The records underneath are to be repeated exactly, with the pictures left out.
● ● ● ● ●
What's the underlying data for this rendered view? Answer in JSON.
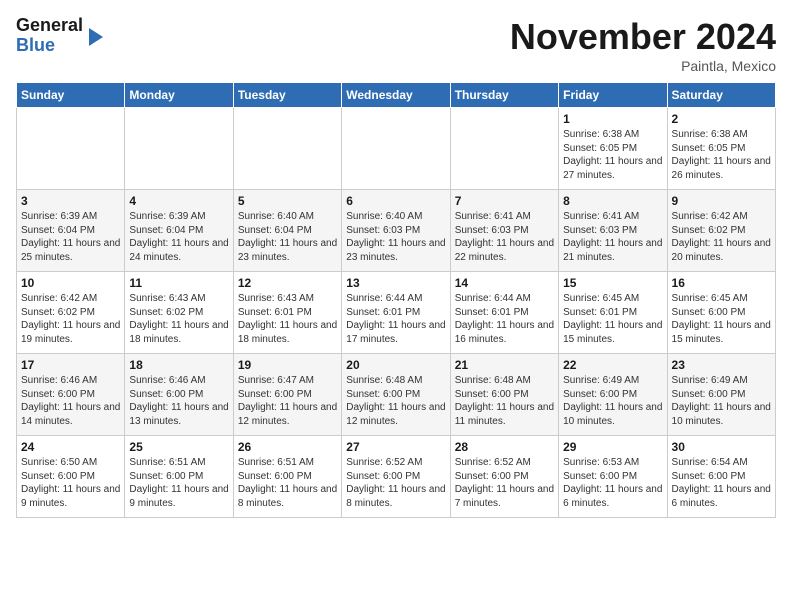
{
  "header": {
    "logo_line1": "General",
    "logo_line2": "Blue",
    "month": "November 2024",
    "location": "Paintla, Mexico"
  },
  "days_of_week": [
    "Sunday",
    "Monday",
    "Tuesday",
    "Wednesday",
    "Thursday",
    "Friday",
    "Saturday"
  ],
  "weeks": [
    [
      {
        "day": "",
        "text": ""
      },
      {
        "day": "",
        "text": ""
      },
      {
        "day": "",
        "text": ""
      },
      {
        "day": "",
        "text": ""
      },
      {
        "day": "",
        "text": ""
      },
      {
        "day": "1",
        "text": "Sunrise: 6:38 AM\nSunset: 6:05 PM\nDaylight: 11 hours and 27 minutes."
      },
      {
        "day": "2",
        "text": "Sunrise: 6:38 AM\nSunset: 6:05 PM\nDaylight: 11 hours and 26 minutes."
      }
    ],
    [
      {
        "day": "3",
        "text": "Sunrise: 6:39 AM\nSunset: 6:04 PM\nDaylight: 11 hours and 25 minutes."
      },
      {
        "day": "4",
        "text": "Sunrise: 6:39 AM\nSunset: 6:04 PM\nDaylight: 11 hours and 24 minutes."
      },
      {
        "day": "5",
        "text": "Sunrise: 6:40 AM\nSunset: 6:04 PM\nDaylight: 11 hours and 23 minutes."
      },
      {
        "day": "6",
        "text": "Sunrise: 6:40 AM\nSunset: 6:03 PM\nDaylight: 11 hours and 23 minutes."
      },
      {
        "day": "7",
        "text": "Sunrise: 6:41 AM\nSunset: 6:03 PM\nDaylight: 11 hours and 22 minutes."
      },
      {
        "day": "8",
        "text": "Sunrise: 6:41 AM\nSunset: 6:03 PM\nDaylight: 11 hours and 21 minutes."
      },
      {
        "day": "9",
        "text": "Sunrise: 6:42 AM\nSunset: 6:02 PM\nDaylight: 11 hours and 20 minutes."
      }
    ],
    [
      {
        "day": "10",
        "text": "Sunrise: 6:42 AM\nSunset: 6:02 PM\nDaylight: 11 hours and 19 minutes."
      },
      {
        "day": "11",
        "text": "Sunrise: 6:43 AM\nSunset: 6:02 PM\nDaylight: 11 hours and 18 minutes."
      },
      {
        "day": "12",
        "text": "Sunrise: 6:43 AM\nSunset: 6:01 PM\nDaylight: 11 hours and 18 minutes."
      },
      {
        "day": "13",
        "text": "Sunrise: 6:44 AM\nSunset: 6:01 PM\nDaylight: 11 hours and 17 minutes."
      },
      {
        "day": "14",
        "text": "Sunrise: 6:44 AM\nSunset: 6:01 PM\nDaylight: 11 hours and 16 minutes."
      },
      {
        "day": "15",
        "text": "Sunrise: 6:45 AM\nSunset: 6:01 PM\nDaylight: 11 hours and 15 minutes."
      },
      {
        "day": "16",
        "text": "Sunrise: 6:45 AM\nSunset: 6:00 PM\nDaylight: 11 hours and 15 minutes."
      }
    ],
    [
      {
        "day": "17",
        "text": "Sunrise: 6:46 AM\nSunset: 6:00 PM\nDaylight: 11 hours and 14 minutes."
      },
      {
        "day": "18",
        "text": "Sunrise: 6:46 AM\nSunset: 6:00 PM\nDaylight: 11 hours and 13 minutes."
      },
      {
        "day": "19",
        "text": "Sunrise: 6:47 AM\nSunset: 6:00 PM\nDaylight: 11 hours and 12 minutes."
      },
      {
        "day": "20",
        "text": "Sunrise: 6:48 AM\nSunset: 6:00 PM\nDaylight: 11 hours and 12 minutes."
      },
      {
        "day": "21",
        "text": "Sunrise: 6:48 AM\nSunset: 6:00 PM\nDaylight: 11 hours and 11 minutes."
      },
      {
        "day": "22",
        "text": "Sunrise: 6:49 AM\nSunset: 6:00 PM\nDaylight: 11 hours and 10 minutes."
      },
      {
        "day": "23",
        "text": "Sunrise: 6:49 AM\nSunset: 6:00 PM\nDaylight: 11 hours and 10 minutes."
      }
    ],
    [
      {
        "day": "24",
        "text": "Sunrise: 6:50 AM\nSunset: 6:00 PM\nDaylight: 11 hours and 9 minutes."
      },
      {
        "day": "25",
        "text": "Sunrise: 6:51 AM\nSunset: 6:00 PM\nDaylight: 11 hours and 9 minutes."
      },
      {
        "day": "26",
        "text": "Sunrise: 6:51 AM\nSunset: 6:00 PM\nDaylight: 11 hours and 8 minutes."
      },
      {
        "day": "27",
        "text": "Sunrise: 6:52 AM\nSunset: 6:00 PM\nDaylight: 11 hours and 8 minutes."
      },
      {
        "day": "28",
        "text": "Sunrise: 6:52 AM\nSunset: 6:00 PM\nDaylight: 11 hours and 7 minutes."
      },
      {
        "day": "29",
        "text": "Sunrise: 6:53 AM\nSunset: 6:00 PM\nDaylight: 11 hours and 6 minutes."
      },
      {
        "day": "30",
        "text": "Sunrise: 6:54 AM\nSunset: 6:00 PM\nDaylight: 11 hours and 6 minutes."
      }
    ]
  ]
}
● ● ● ● ●
Answer to the exercise:
What's the underlying data for this rendered view? Answer in JSON.
{
  "header": {
    "logo_line1": "General",
    "logo_line2": "Blue",
    "month": "November 2024",
    "location": "Paintla, Mexico"
  },
  "days_of_week": [
    "Sunday",
    "Monday",
    "Tuesday",
    "Wednesday",
    "Thursday",
    "Friday",
    "Saturday"
  ],
  "weeks": [
    [
      {
        "day": "",
        "text": ""
      },
      {
        "day": "",
        "text": ""
      },
      {
        "day": "",
        "text": ""
      },
      {
        "day": "",
        "text": ""
      },
      {
        "day": "",
        "text": ""
      },
      {
        "day": "1",
        "text": "Sunrise: 6:38 AM\nSunset: 6:05 PM\nDaylight: 11 hours and 27 minutes."
      },
      {
        "day": "2",
        "text": "Sunrise: 6:38 AM\nSunset: 6:05 PM\nDaylight: 11 hours and 26 minutes."
      }
    ],
    [
      {
        "day": "3",
        "text": "Sunrise: 6:39 AM\nSunset: 6:04 PM\nDaylight: 11 hours and 25 minutes."
      },
      {
        "day": "4",
        "text": "Sunrise: 6:39 AM\nSunset: 6:04 PM\nDaylight: 11 hours and 24 minutes."
      },
      {
        "day": "5",
        "text": "Sunrise: 6:40 AM\nSunset: 6:04 PM\nDaylight: 11 hours and 23 minutes."
      },
      {
        "day": "6",
        "text": "Sunrise: 6:40 AM\nSunset: 6:03 PM\nDaylight: 11 hours and 23 minutes."
      },
      {
        "day": "7",
        "text": "Sunrise: 6:41 AM\nSunset: 6:03 PM\nDaylight: 11 hours and 22 minutes."
      },
      {
        "day": "8",
        "text": "Sunrise: 6:41 AM\nSunset: 6:03 PM\nDaylight: 11 hours and 21 minutes."
      },
      {
        "day": "9",
        "text": "Sunrise: 6:42 AM\nSunset: 6:02 PM\nDaylight: 11 hours and 20 minutes."
      }
    ],
    [
      {
        "day": "10",
        "text": "Sunrise: 6:42 AM\nSunset: 6:02 PM\nDaylight: 11 hours and 19 minutes."
      },
      {
        "day": "11",
        "text": "Sunrise: 6:43 AM\nSunset: 6:02 PM\nDaylight: 11 hours and 18 minutes."
      },
      {
        "day": "12",
        "text": "Sunrise: 6:43 AM\nSunset: 6:01 PM\nDaylight: 11 hours and 18 minutes."
      },
      {
        "day": "13",
        "text": "Sunrise: 6:44 AM\nSunset: 6:01 PM\nDaylight: 11 hours and 17 minutes."
      },
      {
        "day": "14",
        "text": "Sunrise: 6:44 AM\nSunset: 6:01 PM\nDaylight: 11 hours and 16 minutes."
      },
      {
        "day": "15",
        "text": "Sunrise: 6:45 AM\nSunset: 6:01 PM\nDaylight: 11 hours and 15 minutes."
      },
      {
        "day": "16",
        "text": "Sunrise: 6:45 AM\nSunset: 6:00 PM\nDaylight: 11 hours and 15 minutes."
      }
    ],
    [
      {
        "day": "17",
        "text": "Sunrise: 6:46 AM\nSunset: 6:00 PM\nDaylight: 11 hours and 14 minutes."
      },
      {
        "day": "18",
        "text": "Sunrise: 6:46 AM\nSunset: 6:00 PM\nDaylight: 11 hours and 13 minutes."
      },
      {
        "day": "19",
        "text": "Sunrise: 6:47 AM\nSunset: 6:00 PM\nDaylight: 11 hours and 12 minutes."
      },
      {
        "day": "20",
        "text": "Sunrise: 6:48 AM\nSunset: 6:00 PM\nDaylight: 11 hours and 12 minutes."
      },
      {
        "day": "21",
        "text": "Sunrise: 6:48 AM\nSunset: 6:00 PM\nDaylight: 11 hours and 11 minutes."
      },
      {
        "day": "22",
        "text": "Sunrise: 6:49 AM\nSunset: 6:00 PM\nDaylight: 11 hours and 10 minutes."
      },
      {
        "day": "23",
        "text": "Sunrise: 6:49 AM\nSunset: 6:00 PM\nDaylight: 11 hours and 10 minutes."
      }
    ],
    [
      {
        "day": "24",
        "text": "Sunrise: 6:50 AM\nSunset: 6:00 PM\nDaylight: 11 hours and 9 minutes."
      },
      {
        "day": "25",
        "text": "Sunrise: 6:51 AM\nSunset: 6:00 PM\nDaylight: 11 hours and 9 minutes."
      },
      {
        "day": "26",
        "text": "Sunrise: 6:51 AM\nSunset: 6:00 PM\nDaylight: 11 hours and 8 minutes."
      },
      {
        "day": "27",
        "text": "Sunrise: 6:52 AM\nSunset: 6:00 PM\nDaylight: 11 hours and 8 minutes."
      },
      {
        "day": "28",
        "text": "Sunrise: 6:52 AM\nSunset: 6:00 PM\nDaylight: 11 hours and 7 minutes."
      },
      {
        "day": "29",
        "text": "Sunrise: 6:53 AM\nSunset: 6:00 PM\nDaylight: 11 hours and 6 minutes."
      },
      {
        "day": "30",
        "text": "Sunrise: 6:54 AM\nSunset: 6:00 PM\nDaylight: 11 hours and 6 minutes."
      }
    ]
  ]
}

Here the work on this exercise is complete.